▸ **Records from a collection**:
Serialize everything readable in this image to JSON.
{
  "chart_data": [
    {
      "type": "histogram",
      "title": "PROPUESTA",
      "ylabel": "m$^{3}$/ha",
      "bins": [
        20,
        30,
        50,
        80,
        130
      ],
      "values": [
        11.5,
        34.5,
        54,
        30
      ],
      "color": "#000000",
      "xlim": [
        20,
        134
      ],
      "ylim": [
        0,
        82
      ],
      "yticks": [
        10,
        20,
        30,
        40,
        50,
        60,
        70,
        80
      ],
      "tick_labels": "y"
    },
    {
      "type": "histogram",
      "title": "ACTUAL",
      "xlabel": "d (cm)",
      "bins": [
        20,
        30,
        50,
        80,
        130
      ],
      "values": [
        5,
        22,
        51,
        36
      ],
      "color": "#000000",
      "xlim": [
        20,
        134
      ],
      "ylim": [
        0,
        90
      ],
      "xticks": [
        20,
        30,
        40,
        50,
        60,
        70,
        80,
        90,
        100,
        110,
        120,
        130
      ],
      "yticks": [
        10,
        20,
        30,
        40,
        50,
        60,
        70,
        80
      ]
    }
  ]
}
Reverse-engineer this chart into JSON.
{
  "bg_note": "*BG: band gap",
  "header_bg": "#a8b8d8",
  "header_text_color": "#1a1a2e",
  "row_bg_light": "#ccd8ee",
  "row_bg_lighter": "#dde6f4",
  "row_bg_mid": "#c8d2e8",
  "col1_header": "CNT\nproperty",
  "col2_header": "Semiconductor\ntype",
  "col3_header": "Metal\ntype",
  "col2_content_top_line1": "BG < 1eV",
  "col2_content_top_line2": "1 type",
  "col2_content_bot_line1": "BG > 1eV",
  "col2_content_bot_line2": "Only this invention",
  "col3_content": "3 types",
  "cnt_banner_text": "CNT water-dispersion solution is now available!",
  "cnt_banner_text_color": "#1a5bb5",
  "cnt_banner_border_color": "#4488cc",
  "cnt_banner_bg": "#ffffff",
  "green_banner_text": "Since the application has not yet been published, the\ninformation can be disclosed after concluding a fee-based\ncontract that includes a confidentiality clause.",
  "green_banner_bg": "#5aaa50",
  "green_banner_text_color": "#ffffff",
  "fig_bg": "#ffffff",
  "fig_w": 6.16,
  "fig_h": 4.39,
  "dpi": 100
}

▸ **What you are asked to do**:
Take every line from the one containing "Reverse-engineer this chart into JSON." to the end of the listing and output it exactly, with nothing else.

▸ **The response**:
Reverse-engineer this chart into JSON.
{
  "bg_note": "*BG: band gap",
  "header_bg": "#a8b8d8",
  "header_text_color": "#1a1a2e",
  "row_bg_light": "#ccd8ee",
  "row_bg_lighter": "#dde6f4",
  "row_bg_mid": "#c8d2e8",
  "col1_header": "CNT\nproperty",
  "col2_header": "Semiconductor\ntype",
  "col3_header": "Metal\ntype",
  "col2_content_top_line1": "BG < 1eV",
  "col2_content_top_line2": "1 type",
  "col2_content_bot_line1": "BG > 1eV",
  "col2_content_bot_line2": "Only this invention",
  "col3_content": "3 types",
  "cnt_banner_text": "CNT water-dispersion solution is now available!",
  "cnt_banner_text_color": "#1a5bb5",
  "cnt_banner_border_color": "#4488cc",
  "cnt_banner_bg": "#ffffff",
  "green_banner_text": "Since the application has not yet been published, the\ninformation can be disclosed after concluding a fee-based\ncontract that includes a confidentiality clause.",
  "green_banner_bg": "#5aaa50",
  "green_banner_text_color": "#ffffff",
  "fig_bg": "#ffffff",
  "fig_w": 6.16,
  "fig_h": 4.39,
  "dpi": 100
}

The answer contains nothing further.